WHAT YOU SHOULD DO —
Check every line of the entries for "dalam", and copy the lines that hold it.

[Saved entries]
☆ ☆ ☆ ☆ ☆
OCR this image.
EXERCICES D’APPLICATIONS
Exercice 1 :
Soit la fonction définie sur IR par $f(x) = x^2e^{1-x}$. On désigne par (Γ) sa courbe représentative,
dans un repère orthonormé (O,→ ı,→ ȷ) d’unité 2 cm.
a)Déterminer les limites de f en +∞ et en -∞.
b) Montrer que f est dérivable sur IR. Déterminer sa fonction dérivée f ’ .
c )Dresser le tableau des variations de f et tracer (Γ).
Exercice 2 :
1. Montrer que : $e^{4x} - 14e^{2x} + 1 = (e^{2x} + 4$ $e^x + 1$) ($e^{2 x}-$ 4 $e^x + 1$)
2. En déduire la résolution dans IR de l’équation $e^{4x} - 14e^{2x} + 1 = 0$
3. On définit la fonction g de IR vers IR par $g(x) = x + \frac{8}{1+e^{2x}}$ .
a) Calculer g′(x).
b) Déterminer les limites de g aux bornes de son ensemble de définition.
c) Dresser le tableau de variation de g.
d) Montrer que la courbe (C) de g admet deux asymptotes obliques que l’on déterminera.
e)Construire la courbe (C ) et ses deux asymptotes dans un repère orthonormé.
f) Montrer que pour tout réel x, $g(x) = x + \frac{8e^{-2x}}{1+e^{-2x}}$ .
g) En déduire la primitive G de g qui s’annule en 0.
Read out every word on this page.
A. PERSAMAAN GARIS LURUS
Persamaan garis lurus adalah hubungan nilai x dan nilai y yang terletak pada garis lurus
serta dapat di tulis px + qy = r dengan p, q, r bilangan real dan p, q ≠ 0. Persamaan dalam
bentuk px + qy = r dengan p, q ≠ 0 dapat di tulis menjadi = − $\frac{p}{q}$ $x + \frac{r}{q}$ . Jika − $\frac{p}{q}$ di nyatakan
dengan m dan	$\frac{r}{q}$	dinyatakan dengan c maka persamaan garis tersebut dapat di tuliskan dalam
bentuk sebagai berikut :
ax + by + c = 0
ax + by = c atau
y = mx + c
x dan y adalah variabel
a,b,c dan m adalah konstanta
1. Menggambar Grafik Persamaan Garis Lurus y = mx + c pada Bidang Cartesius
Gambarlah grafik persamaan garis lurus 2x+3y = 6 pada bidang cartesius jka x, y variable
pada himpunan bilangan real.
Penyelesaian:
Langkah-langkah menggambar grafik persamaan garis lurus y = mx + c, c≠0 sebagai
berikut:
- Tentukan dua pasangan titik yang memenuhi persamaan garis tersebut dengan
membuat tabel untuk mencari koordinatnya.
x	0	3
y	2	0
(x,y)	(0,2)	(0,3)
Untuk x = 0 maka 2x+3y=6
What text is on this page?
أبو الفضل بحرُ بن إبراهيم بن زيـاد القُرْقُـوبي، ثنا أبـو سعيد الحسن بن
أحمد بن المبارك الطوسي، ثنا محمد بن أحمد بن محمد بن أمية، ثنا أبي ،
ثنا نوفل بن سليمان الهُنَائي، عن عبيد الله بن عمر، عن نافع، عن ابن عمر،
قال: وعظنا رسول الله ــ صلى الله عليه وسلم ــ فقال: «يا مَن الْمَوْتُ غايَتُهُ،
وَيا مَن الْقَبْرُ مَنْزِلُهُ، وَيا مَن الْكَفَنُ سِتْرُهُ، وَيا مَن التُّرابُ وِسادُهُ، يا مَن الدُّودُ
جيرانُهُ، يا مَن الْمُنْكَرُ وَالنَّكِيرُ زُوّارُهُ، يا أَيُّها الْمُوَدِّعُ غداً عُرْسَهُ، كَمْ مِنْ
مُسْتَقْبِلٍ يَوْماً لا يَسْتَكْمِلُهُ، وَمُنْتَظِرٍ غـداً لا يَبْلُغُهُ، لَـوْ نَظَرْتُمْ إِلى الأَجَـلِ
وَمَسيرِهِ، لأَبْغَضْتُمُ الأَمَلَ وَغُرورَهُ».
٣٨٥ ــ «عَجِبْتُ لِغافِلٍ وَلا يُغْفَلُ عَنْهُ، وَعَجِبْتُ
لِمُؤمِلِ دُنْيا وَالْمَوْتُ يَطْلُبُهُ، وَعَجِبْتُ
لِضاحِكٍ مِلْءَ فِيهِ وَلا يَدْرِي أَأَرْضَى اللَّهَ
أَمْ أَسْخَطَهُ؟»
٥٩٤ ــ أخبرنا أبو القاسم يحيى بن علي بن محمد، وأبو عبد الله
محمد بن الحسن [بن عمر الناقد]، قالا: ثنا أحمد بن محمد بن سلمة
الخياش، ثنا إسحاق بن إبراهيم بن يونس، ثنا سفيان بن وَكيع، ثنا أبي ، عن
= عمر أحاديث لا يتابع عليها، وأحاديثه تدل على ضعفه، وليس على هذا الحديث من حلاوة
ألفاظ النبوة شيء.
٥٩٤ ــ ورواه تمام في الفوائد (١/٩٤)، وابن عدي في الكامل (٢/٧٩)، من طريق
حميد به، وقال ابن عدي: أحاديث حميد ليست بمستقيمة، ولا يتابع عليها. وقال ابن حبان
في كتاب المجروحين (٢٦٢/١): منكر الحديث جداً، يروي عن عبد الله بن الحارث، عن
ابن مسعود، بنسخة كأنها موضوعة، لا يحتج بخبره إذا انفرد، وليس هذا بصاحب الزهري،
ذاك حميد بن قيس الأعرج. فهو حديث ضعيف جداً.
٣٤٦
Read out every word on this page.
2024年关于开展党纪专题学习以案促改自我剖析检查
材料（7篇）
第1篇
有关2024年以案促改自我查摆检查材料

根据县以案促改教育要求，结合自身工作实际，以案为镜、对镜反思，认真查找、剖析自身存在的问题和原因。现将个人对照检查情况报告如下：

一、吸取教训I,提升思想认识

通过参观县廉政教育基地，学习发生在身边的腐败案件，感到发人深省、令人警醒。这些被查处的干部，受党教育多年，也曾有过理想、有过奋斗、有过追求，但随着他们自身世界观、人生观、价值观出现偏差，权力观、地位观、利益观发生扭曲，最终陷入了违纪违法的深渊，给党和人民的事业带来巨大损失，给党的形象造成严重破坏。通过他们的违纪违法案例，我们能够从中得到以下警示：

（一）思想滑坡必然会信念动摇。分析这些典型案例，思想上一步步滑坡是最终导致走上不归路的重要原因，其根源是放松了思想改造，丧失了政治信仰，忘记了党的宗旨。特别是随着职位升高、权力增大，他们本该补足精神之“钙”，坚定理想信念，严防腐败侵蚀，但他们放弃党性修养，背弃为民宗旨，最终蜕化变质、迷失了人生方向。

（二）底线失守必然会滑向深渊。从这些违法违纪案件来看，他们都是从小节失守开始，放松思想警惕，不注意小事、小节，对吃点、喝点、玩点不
☆ ☆ ☆ ☆ ☆
THE COMPLETED TASK —
serta dapat di tulis px + qy = r dengan p, q, r bilangan real dan p, q ≠ 0. Persamaan dalam
dengan m dan	$\frac{r}{q}$	dinyatakan dengan c maka persamaan garis tersebut dapat di tuliskan dalam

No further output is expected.